*Directions*: The entries below should be output exactly as written.

Begin Record list

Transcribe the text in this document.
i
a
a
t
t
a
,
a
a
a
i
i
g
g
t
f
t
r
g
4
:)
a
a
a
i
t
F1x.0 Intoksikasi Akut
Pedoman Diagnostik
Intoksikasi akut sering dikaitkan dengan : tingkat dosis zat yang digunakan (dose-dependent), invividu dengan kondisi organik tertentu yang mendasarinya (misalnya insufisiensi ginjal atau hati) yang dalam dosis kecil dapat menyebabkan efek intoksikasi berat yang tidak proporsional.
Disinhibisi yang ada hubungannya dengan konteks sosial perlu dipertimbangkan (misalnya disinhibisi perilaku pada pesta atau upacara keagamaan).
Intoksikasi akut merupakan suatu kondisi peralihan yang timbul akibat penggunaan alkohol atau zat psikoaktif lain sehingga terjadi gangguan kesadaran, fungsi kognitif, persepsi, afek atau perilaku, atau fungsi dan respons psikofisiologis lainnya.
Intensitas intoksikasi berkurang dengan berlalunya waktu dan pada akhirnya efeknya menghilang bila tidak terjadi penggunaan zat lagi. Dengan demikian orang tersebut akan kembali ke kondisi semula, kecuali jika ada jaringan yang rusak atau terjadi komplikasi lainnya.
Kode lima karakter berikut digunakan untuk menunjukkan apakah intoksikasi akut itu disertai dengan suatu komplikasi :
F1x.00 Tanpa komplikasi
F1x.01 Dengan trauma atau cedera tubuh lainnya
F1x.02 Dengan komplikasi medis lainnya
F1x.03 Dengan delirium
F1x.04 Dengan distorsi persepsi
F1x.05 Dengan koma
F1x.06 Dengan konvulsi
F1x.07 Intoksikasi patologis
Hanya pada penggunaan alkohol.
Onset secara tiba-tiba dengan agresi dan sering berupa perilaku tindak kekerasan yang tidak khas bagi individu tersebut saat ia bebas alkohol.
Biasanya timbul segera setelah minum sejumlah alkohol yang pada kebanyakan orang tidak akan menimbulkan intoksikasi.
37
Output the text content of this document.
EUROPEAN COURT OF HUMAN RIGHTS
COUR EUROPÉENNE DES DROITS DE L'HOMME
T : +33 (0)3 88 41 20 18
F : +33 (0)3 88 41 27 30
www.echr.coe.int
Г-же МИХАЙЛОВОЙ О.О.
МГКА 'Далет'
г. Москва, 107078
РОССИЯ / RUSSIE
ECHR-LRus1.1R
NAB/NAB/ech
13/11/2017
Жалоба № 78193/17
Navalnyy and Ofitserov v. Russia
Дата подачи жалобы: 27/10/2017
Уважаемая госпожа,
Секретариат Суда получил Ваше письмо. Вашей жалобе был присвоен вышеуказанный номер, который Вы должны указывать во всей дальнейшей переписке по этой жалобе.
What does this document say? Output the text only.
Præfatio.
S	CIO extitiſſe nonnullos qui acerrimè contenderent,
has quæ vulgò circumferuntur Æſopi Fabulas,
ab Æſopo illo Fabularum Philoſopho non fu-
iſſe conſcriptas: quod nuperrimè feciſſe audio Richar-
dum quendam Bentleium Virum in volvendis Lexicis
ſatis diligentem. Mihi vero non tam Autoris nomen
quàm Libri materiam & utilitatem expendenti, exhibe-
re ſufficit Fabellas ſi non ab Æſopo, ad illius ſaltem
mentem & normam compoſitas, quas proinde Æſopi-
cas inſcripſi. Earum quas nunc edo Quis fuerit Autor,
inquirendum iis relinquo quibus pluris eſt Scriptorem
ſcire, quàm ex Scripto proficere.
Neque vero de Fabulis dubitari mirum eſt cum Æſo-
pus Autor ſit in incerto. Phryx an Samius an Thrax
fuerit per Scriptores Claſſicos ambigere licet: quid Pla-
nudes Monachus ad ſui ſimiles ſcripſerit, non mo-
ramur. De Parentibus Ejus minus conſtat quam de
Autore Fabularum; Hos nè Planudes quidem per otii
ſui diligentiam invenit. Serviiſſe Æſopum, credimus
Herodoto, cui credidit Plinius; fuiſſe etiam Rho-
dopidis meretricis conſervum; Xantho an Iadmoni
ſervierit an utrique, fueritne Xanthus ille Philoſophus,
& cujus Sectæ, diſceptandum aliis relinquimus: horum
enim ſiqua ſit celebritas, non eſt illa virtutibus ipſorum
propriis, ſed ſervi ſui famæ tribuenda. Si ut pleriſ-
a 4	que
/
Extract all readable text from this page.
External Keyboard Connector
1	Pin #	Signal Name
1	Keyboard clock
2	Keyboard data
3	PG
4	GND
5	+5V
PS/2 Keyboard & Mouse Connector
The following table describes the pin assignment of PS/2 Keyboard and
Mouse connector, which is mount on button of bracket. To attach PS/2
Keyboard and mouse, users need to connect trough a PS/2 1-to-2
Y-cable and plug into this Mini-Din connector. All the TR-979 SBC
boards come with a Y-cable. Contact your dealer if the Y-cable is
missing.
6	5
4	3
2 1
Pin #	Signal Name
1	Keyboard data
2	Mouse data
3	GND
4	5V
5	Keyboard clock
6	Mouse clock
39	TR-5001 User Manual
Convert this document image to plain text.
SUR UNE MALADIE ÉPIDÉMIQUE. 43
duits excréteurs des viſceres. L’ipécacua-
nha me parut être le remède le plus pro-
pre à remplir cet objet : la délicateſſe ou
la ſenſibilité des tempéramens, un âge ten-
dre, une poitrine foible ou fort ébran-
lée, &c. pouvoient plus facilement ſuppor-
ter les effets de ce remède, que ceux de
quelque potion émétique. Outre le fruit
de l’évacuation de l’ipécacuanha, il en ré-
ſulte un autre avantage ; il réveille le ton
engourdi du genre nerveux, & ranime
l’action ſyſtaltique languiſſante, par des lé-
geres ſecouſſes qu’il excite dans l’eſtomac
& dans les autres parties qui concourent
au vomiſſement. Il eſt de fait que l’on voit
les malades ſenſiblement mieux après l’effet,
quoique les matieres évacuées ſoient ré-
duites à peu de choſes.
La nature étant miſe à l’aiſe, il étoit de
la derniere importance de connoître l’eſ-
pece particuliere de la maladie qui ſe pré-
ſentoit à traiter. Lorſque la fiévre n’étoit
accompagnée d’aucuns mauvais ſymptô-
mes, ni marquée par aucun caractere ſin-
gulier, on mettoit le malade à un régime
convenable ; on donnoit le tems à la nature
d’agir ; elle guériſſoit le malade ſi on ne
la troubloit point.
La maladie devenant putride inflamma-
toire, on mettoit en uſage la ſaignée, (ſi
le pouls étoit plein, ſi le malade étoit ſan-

End Record list

*Full solution*:
Transcribe the text in this document.
i
a
a
t
t
a
,
a
a
a
i
i
g
g
t
f
t
r
g
4
:)
a
a
a
i
t
F1x.0 Intoksikasi Akut
Pedoman Diagnostik
Intoksikasi akut sering dikaitkan dengan : tingkat dosis zat yang digunakan (dose-dependent), invividu dengan kondisi organik tertentu yang mendasarinya (misalnya insufisiensi ginjal atau hati) yang dalam dosis kecil dapat menyebabkan efek intoksikasi berat yang tidak proporsional.
Disinhibisi yang ada hubungannya dengan konteks sosial perlu dipertimbangkan (misalnya disinhibisi perilaku pada pesta atau upacara keagamaan).
Intoksikasi akut merupakan suatu kondisi peralihan yang timbul akibat penggunaan alkohol atau zat psikoaktif lain sehingga terjadi gangguan kesadaran, fungsi kognitif, persepsi, afek atau perilaku, atau fungsi dan respons psikofisiologis lainnya.
Intensitas intoksikasi berkurang dengan berlalunya waktu dan pada akhirnya efeknya menghilang bila tidak terjadi penggunaan zat lagi. Dengan demikian orang tersebut akan kembali ke kondisi semula, kecuali jika ada jaringan yang rusak atau terjadi komplikasi lainnya.
Kode lima karakter berikut digunakan untuk menunjukkan apakah intoksikasi akut itu disertai dengan suatu komplikasi :
F1x.00 Tanpa komplikasi
F1x.01 Dengan trauma atau cedera tubuh lainnya
F1x.02 Dengan komplikasi medis lainnya
F1x.03 Dengan delirium
F1x.04 Dengan distorsi persepsi
F1x.05 Dengan koma
F1x.06 Dengan konvulsi
F1x.07 Intoksikasi patologis
Hanya pada penggunaan alkohol.
Onset secara tiba-tiba dengan agresi dan sering berupa perilaku tindak kekerasan yang tidak khas bagi individu tersebut saat ia bebas alkohol.
Biasanya timbul segera setelah minum sejumlah alkohol yang pada kebanyakan orang tidak akan menimbulkan intoksikasi.
37
Output the text content of this document.
EUROPEAN COURT OF HUMAN RIGHTS
COUR EUROPÉENNE DES DROITS DE L'HOMME
T : +33 (0)3 88 41 20 18
F : +33 (0)3 88 41 27 30
www.echr.coe.int
Г-же МИХАЙЛОВОЙ О.О.
МГКА 'Далет'
г. Москва, 107078
РОССИЯ / RUSSIE
ECHR-LRus1.1R
NAB/NAB/ech
13/11/2017
Жалоба № 78193/17
Navalnyy and Ofitserov v. Russia
Дата подачи жалобы: 27/10/2017
Уважаемая госпожа,
Секретариат Суда получил Ваше письмо. Вашей жалобе был присвоен вышеуказанный номер, который Вы должны указывать во всей дальнейшей переписке по этой жалобе.
What does this document say? Output the text only.
Præfatio.
S	CIO extitiſſe nonnullos qui acerrimè contenderent,
has quæ vulgò circumferuntur Æſopi Fabulas,
ab Æſopo illo Fabularum Philoſopho non fu-
iſſe conſcriptas: quod nuperrimè feciſſe audio Richar-
dum quendam Bentleium Virum in volvendis Lexicis
ſatis diligentem. Mihi vero non tam Autoris nomen
quàm Libri materiam & utilitatem expendenti, exhibe-
re ſufficit Fabellas ſi non ab Æſopo, ad illius ſaltem
mentem & normam compoſitas, quas proinde Æſopi-
cas inſcripſi. Earum quas nunc edo Quis fuerit Autor,
inquirendum iis relinquo quibus pluris eſt Scriptorem
ſcire, quàm ex Scripto proficere.
Neque vero de Fabulis dubitari mirum eſt cum Æſo-
pus Autor ſit in incerto. Phryx an Samius an Thrax
fuerit per Scriptores Claſſicos ambigere licet: quid Pla-
nudes Monachus ad ſui ſimiles ſcripſerit, non mo-
ramur. De Parentibus Ejus minus conſtat quam de
Autore Fabularum; Hos nè Planudes quidem per otii
ſui diligentiam invenit. Serviiſſe Æſopum, credimus
Herodoto, cui credidit Plinius; fuiſſe etiam Rho-
dopidis meretricis conſervum; Xantho an Iadmoni
ſervierit an utrique, fueritne Xanthus ille Philoſophus,
& cujus Sectæ, diſceptandum aliis relinquimus: horum
enim ſiqua ſit celebritas, non eſt illa virtutibus ipſorum
propriis, ſed ſervi ſui famæ tribuenda. Si ut pleriſ-
a 4	que
/
Extract all readable text from this page.
External Keyboard Connector
1	Pin #	Signal Name
1	Keyboard clock
2	Keyboard data
3	PG
4	GND
5	+5V
PS/2 Keyboard & Mouse Connector
The following table describes the pin assignment of PS/2 Keyboard and
Mouse connector, which is mount on button of bracket. To attach PS/2
Keyboard and mouse, users need to connect trough a PS/2 1-to-2
Y-cable and plug into this Mini-Din connector. All the TR-979 SBC
boards come with a Y-cable. Contact your dealer if the Y-cable is
missing.
6	5
4	3
2 1
Pin #	Signal Name
1	Keyboard data
2	Mouse data
3	GND
4	5V
5	Keyboard clock
6	Mouse clock
39	TR-5001 User Manual
Convert this document image to plain text.
SUR UNE MALADIE ÉPIDÉMIQUE. 43
duits excréteurs des viſceres. L’ipécacua-
nha me parut être le remède le plus pro-
pre à remplir cet objet : la délicateſſe ou
la ſenſibilité des tempéramens, un âge ten-
dre, une poitrine foible ou fort ébran-
lée, &c. pouvoient plus facilement ſuppor-
ter les effets de ce remède, que ceux de
quelque potion émétique. Outre le fruit
de l’évacuation de l’ipécacuanha, il en ré-
ſulte un autre avantage ; il réveille le ton
engourdi du genre nerveux, & ranime
l’action ſyſtaltique languiſſante, par des lé-
geres ſecouſſes qu’il excite dans l’eſtomac
& dans les autres parties qui concourent
au vomiſſement. Il eſt de fait que l’on voit
les malades ſenſiblement mieux après l’effet,
quoique les matieres évacuées ſoient ré-
duites à peu de choſes.
La nature étant miſe à l’aiſe, il étoit de
la derniere importance de connoître l’eſ-
pece particuliere de la maladie qui ſe pré-
ſentoit à traiter. Lorſque la fiévre n’étoit
accompagnée d’aucuns mauvais ſymptô-
mes, ni marquée par aucun caractere ſin-
gulier, on mettoit le malade à un régime
convenable ; on donnoit le tems à la nature
d’agir ; elle guériſſoit le malade ſi on ne
la troubloit point.
La maladie devenant putride inflamma-
toire, on mettoit en uſage la ſaignée, (ſi
le pouls étoit plein, ſi le malade étoit ſan-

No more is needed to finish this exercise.